§ **WHAT IS EXPECTED**: Copy everything in the data below exactly except the pictures.

* START WORKING DATA *

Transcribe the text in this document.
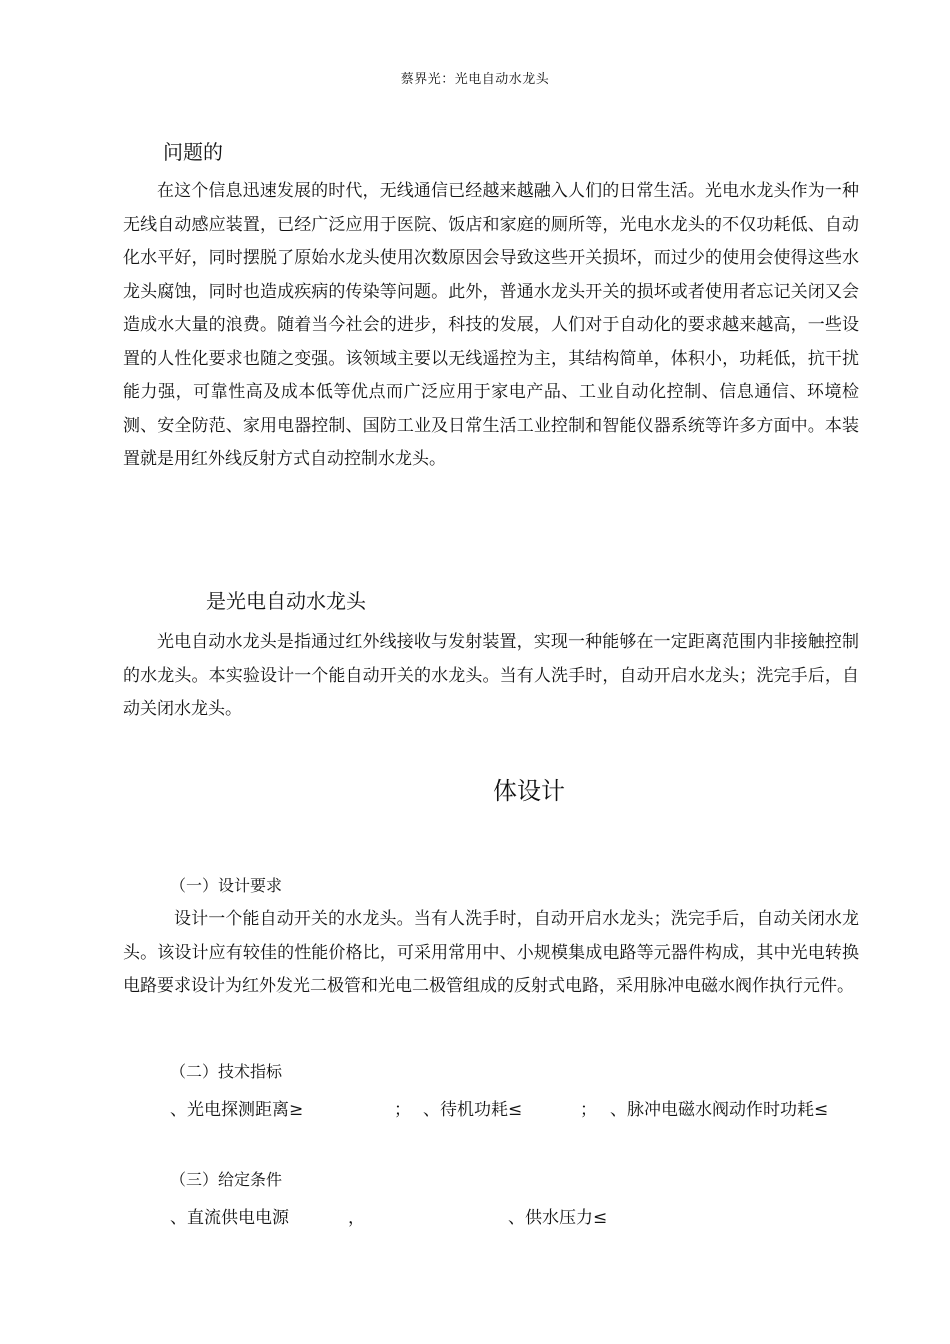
蔡界光：光电自动水龙头
问题的
在这个信息迅速发展的时代，无线通信已经越来越融入人们的日常生活。光电水龙头作为一种无线自动感应装置，已经广泛应用于医院、饭店和家庭的厕所等，光电水龙头的不仅功耗低、自动化水平好，同时摆脱了原始水龙头使用次数原因会导致这些开关损坏，而过少的使用会使得这些水龙头腐蚀，同时也造成疾病的传染等问题。此外，普通水龙头开关的损坏或者使用者忘记关闭又会造成水大量的浪费。随着当今社会的进步，科技的发展，人们对于自动化的要求越来越高，一些设置的人性化要求也随之变强。该领域主要以无线遥控为主，其结构简单，体积小，功耗低，抗干扰能力强，可靠性高及成本低等优点而广泛应用于家电产品、工业自动化控制、信息通信、环境检测、安全防范、家用电器控制、国防工业及日常生活工业控制和智能仪器系统等许多方面中。本装置就是用红外线反射方式自动控制水龙头。
是光电自动水龙头
光电自动水龙头是指通过红外线接收与发射装置，实现一种能够在一定距离范围内非接触控制的水龙头。本实验设计一个能自动开关的水龙头。当有人洗手时，自动开启水龙头；洗完手后，自动关闭水龙头。
体设计
（一）设计要求
设计一个能自动开关的水龙头。当有人洗手时，自动开启水龙头；洗完手后，自动关闭水龙头。该设计应有较佳的性能价格比，可采用常用中、小规模集成电路等元器件构成，其中光电转换电路要求设计为红外发光二极管和光电二极管组成的反射式电路，采用脉冲电磁水阀作执行元件。
（二）技术指标
、光电探测距离≥	； 、待机功耗≤	； 、脉冲电磁水阀动作时功耗≤
（三）给定条件
、直流供电电源	，	、供水压力≤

* END WORKING DATA *

§ **RESPONSE TO THIS EXERCISE**:
Transcribe the text in this document.
蔡界光：光电自动水龙头
问题的
在这个信息迅速发展的时代，无线通信已经越来越融入人们的日常生活。光电水龙头作为一种无线自动感应装置，已经广泛应用于医院、饭店和家庭的厕所等，光电水龙头的不仅功耗低、自动化水平好，同时摆脱了原始水龙头使用次数原因会导致这些开关损坏，而过少的使用会使得这些水龙头腐蚀，同时也造成疾病的传染等问题。此外，普通水龙头开关的损坏或者使用者忘记关闭又会造成水大量的浪费。随着当今社会的进步，科技的发展，人们对于自动化的要求越来越高，一些设置的人性化要求也随之变强。该领域主要以无线遥控为主，其结构简单，体积小，功耗低，抗干扰能力强，可靠性高及成本低等优点而广泛应用于家电产品、工业自动化控制、信息通信、环境检测、安全防范、家用电器控制、国防工业及日常生活工业控制和智能仪器系统等许多方面中。本装置就是用红外线反射方式自动控制水龙头。
是光电自动水龙头
光电自动水龙头是指通过红外线接收与发射装置，实现一种能够在一定距离范围内非接触控制的水龙头。本实验设计一个能自动开关的水龙头。当有人洗手时，自动开启水龙头；洗完手后，自动关闭水龙头。
体设计
（一）设计要求
设计一个能自动开关的水龙头。当有人洗手时，自动开启水龙头；洗完手后，自动关闭水龙头。该设计应有较佳的性能价格比，可采用常用中、小规模集成电路等元器件构成，其中光电转换电路要求设计为红外发光二极管和光电二极管组成的反射式电路，采用脉冲电磁水阀作执行元件。
（二）技术指标
、光电探测距离≥	； 、待机功耗≤	； 、脉冲电磁水阀动作时功耗≤
（三）给定条件
、直流供电电源	，	、供水压力≤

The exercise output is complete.